### [TASK DESCRIPTION]
Please repeat every one of the records below word for word, keeping each line unchanged.

### [Spatial layout records]
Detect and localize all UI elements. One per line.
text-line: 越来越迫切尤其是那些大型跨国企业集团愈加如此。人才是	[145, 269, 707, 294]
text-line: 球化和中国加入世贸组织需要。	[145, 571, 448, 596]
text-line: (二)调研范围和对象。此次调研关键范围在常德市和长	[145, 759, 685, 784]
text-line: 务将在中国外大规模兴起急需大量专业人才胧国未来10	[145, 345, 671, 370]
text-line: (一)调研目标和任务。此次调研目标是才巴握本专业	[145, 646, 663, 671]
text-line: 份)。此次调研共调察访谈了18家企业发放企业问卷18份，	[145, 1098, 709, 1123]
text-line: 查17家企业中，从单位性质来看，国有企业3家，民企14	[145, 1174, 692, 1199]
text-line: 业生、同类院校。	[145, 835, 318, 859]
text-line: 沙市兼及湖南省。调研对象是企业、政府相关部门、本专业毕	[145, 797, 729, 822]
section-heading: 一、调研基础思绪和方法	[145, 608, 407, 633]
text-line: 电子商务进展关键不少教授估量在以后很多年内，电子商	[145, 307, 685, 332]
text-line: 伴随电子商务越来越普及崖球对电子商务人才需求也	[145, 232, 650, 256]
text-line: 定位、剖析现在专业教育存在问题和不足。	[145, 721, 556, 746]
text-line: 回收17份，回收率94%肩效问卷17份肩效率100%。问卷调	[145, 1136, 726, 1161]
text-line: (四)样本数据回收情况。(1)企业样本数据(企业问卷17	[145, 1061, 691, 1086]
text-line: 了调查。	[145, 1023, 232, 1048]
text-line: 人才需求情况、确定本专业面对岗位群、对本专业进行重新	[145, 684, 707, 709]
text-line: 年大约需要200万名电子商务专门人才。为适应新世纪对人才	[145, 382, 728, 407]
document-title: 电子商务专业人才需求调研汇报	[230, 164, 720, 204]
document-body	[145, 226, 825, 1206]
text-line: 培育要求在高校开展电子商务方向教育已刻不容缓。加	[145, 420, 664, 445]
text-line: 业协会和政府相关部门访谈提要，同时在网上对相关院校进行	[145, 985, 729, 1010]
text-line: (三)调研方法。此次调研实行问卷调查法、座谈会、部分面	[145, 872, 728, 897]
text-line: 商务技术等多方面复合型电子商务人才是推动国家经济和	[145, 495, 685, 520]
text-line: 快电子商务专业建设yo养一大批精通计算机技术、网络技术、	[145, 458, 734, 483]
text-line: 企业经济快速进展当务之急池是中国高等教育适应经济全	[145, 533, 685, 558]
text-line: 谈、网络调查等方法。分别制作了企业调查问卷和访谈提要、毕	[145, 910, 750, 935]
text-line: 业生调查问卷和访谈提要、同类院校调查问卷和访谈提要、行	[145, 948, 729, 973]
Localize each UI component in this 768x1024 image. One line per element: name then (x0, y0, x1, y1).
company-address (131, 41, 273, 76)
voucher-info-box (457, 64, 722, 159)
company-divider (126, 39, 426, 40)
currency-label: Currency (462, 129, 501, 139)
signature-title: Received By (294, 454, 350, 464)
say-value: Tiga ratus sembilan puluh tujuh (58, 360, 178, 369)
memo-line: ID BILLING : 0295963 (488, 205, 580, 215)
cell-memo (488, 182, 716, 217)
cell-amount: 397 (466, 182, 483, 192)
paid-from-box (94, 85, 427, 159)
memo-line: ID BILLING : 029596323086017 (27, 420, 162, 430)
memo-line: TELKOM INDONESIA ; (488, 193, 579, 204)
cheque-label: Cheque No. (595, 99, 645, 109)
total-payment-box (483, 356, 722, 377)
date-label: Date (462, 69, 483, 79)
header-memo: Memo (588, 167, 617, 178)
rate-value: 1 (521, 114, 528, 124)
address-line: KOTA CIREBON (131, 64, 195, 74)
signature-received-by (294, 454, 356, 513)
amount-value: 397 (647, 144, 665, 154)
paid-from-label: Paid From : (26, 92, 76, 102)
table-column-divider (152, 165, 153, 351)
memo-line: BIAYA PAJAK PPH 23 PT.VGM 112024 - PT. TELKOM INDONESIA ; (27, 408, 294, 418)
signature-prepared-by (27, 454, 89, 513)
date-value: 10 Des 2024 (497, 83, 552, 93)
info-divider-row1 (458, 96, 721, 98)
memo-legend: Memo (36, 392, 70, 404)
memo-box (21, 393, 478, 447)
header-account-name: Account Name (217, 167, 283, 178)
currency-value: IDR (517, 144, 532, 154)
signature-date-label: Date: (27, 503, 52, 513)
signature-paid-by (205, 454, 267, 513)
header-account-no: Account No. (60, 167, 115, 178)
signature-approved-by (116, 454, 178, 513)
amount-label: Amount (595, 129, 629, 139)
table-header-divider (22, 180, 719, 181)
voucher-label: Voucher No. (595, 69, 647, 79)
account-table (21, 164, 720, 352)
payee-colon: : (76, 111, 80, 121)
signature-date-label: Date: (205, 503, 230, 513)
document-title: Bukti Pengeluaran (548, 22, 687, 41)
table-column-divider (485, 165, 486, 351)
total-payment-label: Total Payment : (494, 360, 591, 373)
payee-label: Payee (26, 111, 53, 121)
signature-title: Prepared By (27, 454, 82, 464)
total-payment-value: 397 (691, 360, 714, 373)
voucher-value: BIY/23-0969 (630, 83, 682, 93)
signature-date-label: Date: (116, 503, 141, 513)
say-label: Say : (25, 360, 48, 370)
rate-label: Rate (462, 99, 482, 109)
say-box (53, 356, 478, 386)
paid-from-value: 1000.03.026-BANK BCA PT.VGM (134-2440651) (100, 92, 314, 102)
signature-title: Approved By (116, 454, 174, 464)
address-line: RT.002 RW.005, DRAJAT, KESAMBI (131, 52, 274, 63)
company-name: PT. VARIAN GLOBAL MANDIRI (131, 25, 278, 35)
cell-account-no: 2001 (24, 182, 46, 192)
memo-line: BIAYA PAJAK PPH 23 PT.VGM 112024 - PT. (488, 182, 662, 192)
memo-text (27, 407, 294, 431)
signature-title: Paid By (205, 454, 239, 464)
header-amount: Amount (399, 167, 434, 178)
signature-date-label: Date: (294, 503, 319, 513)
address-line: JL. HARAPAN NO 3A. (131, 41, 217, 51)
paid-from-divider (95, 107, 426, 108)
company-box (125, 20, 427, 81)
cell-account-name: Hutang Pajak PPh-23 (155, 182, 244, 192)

### [THE OUTPUT]
Detect and localize all UI elements. One per line.
text-line: 越来越迫切尤其是那些大型跨国企业集团愈加如此。人才是	[145, 269, 707, 294]
text-line: 球化和中国加入世贸组织需要。	[145, 571, 448, 596]
text-line: (二)调研范围和对象。此次调研关键范围在常德市和长	[145, 759, 685, 784]
text-line: 务将在中国外大规模兴起急需大量专业人才胧国未来10	[145, 345, 671, 370]
text-line: (一)调研目标和任务。此次调研目标是才巴握本专业	[145, 646, 663, 671]
text-line: 份)。此次调研共调察访谈了18家企业发放企业问卷18份，	[145, 1098, 709, 1123]
text-line: 查17家企业中，从单位性质来看，国有企业3家，民企14	[145, 1174, 692, 1199]
text-line: 业生、同类院校。	[145, 835, 318, 859]
text-line: 沙市兼及湖南省。调研对象是企业、政府相关部门、本专业毕	[145, 797, 729, 822]
section-heading: 一、调研基础思绪和方法	[145, 608, 407, 633]
text-line: 电子商务进展关键不少教授估量在以后很多年内，电子商	[145, 307, 685, 332]
text-line: 伴随电子商务越来越普及崖球对电子商务人才需求也	[145, 232, 650, 256]
text-line: 定位、剖析现在专业教育存在问题和不足。	[145, 721, 556, 746]
text-line: 回收17份，回收率94%肩效问卷17份肩效率100%。问卷调	[145, 1136, 726, 1161]
text-line: (四)样本数据回收情况。(1)企业样本数据(企业问卷17	[145, 1061, 691, 1086]
text-line: 了调查。	[145, 1023, 232, 1048]
text-line: 人才需求情况、确定本专业面对岗位群、对本专业进行重新	[145, 684, 707, 709]
text-line: 年大约需要200万名电子商务专门人才。为适应新世纪对人才	[145, 382, 728, 407]
document-title: 电子商务专业人才需求调研汇报	[230, 164, 720, 204]
document-body	[145, 226, 825, 1206]
text-line: 培育要求在高校开展电子商务方向教育已刻不容缓。加	[145, 420, 664, 445]
text-line: 业协会和政府相关部门访谈提要，同时在网上对相关院校进行	[145, 985, 729, 1010]
text-line: (三)调研方法。此次调研实行问卷调查法、座谈会、部分面	[145, 872, 728, 897]
text-line: 商务技术等多方面复合型电子商务人才是推动国家经济和	[145, 495, 685, 520]
text-line: 快电子商务专业建设yo养一大批精通计算机技术、网络技术、	[145, 458, 734, 483]
text-line: 企业经济快速进展当务之急池是中国高等教育适应经济全	[145, 533, 685, 558]
text-line: 谈、网络调查等方法。分别制作了企业调查问卷和访谈提要、毕	[145, 910, 750, 935]
text-line: 业生调查问卷和访谈提要、同类院校调查问卷和访谈提要、行	[145, 948, 729, 973]
Localize each UI component in this 768x1024 image. One line per element: name then (x0, y0, x1, y1).
company-address (131, 41, 273, 76)
voucher-info-box (457, 64, 722, 159)
company-divider (126, 39, 426, 40)
currency-label: Currency (462, 129, 501, 139)
signature-title: Received By (294, 454, 350, 464)
say-value: Tiga ratus sembilan puluh tujuh (58, 360, 178, 369)
memo-line: ID BILLING : 0295963 (488, 205, 580, 215)
cell-memo (488, 182, 716, 217)
cell-amount: 397 (466, 182, 483, 192)
paid-from-box (94, 85, 427, 159)
memo-line: ID BILLING : 029596323086017 (27, 420, 162, 430)
memo-line: TELKOM INDONESIA ; (488, 193, 579, 204)
cheque-label: Cheque No. (595, 99, 645, 109)
total-payment-box (483, 356, 722, 377)
date-label: Date (462, 69, 483, 79)
header-memo: Memo (588, 167, 617, 178)
rate-value: 1 (521, 114, 528, 124)
address-line: KOTA CIREBON (131, 64, 195, 74)
signature-received-by (294, 454, 356, 513)
amount-value: 397 (647, 144, 665, 154)
paid-from-label: Paid From : (26, 92, 76, 102)
table-column-divider (152, 165, 153, 351)
memo-line: BIAYA PAJAK PPH 23 PT.VGM 112024 - PT. TELKOM INDONESIA ; (27, 408, 294, 418)
signature-prepared-by (27, 454, 89, 513)
date-value: 10 Des 2024 (497, 83, 552, 93)
info-divider-row1 (458, 96, 721, 98)
memo-legend: Memo (36, 392, 70, 404)
memo-box (21, 393, 478, 447)
header-account-name: Account Name (217, 167, 283, 178)
currency-value: IDR (517, 144, 532, 154)
signature-date-label: Date: (27, 503, 52, 513)
signature-paid-by (205, 454, 267, 513)
header-account-no: Account No. (60, 167, 115, 178)
signature-approved-by (116, 454, 178, 513)
amount-label: Amount (595, 129, 629, 139)
table-header-divider (22, 180, 719, 181)
voucher-label: Voucher No. (595, 69, 647, 79)
account-table (21, 164, 720, 352)
payee-colon: : (76, 111, 80, 121)
signature-date-label: Date: (205, 503, 230, 513)
document-title: Bukti Pengeluaran (548, 22, 687, 41)
table-column-divider (485, 165, 486, 351)
total-payment-label: Total Payment : (494, 360, 591, 373)
payee-label: Payee (26, 111, 53, 121)
signature-title: Prepared By (27, 454, 82, 464)
total-payment-value: 397 (691, 360, 714, 373)
voucher-value: BIY/23-0969 (630, 83, 682, 93)
signature-date-label: Date: (116, 503, 141, 513)
say-label: Say : (25, 360, 48, 370)
rate-label: Rate (462, 99, 482, 109)
say-box (53, 356, 478, 386)
paid-from-value: 1000.03.026-BANK BCA PT.VGM (134-2440651) (100, 92, 314, 102)
signature-title: Approved By (116, 454, 174, 464)
address-line: RT.002 RW.005, DRAJAT, KESAMBI (131, 52, 274, 63)
company-name: PT. VARIAN GLOBAL MANDIRI (131, 25, 278, 35)
cell-account-no: 2001 (24, 182, 46, 192)
memo-line: BIAYA PAJAK PPH 23 PT.VGM 112024 - PT. (488, 182, 662, 192)
memo-text (27, 407, 294, 431)
signature-title: Paid By (205, 454, 239, 464)
header-amount: Amount (399, 167, 434, 178)
signature-date-label: Date: (294, 503, 319, 513)
address-line: JL. HARAPAN NO 3A. (131, 41, 217, 51)
paid-from-divider (95, 107, 426, 108)
company-box (125, 20, 427, 81)
cell-account-name: Hutang Pajak PPh-23 (155, 182, 244, 192)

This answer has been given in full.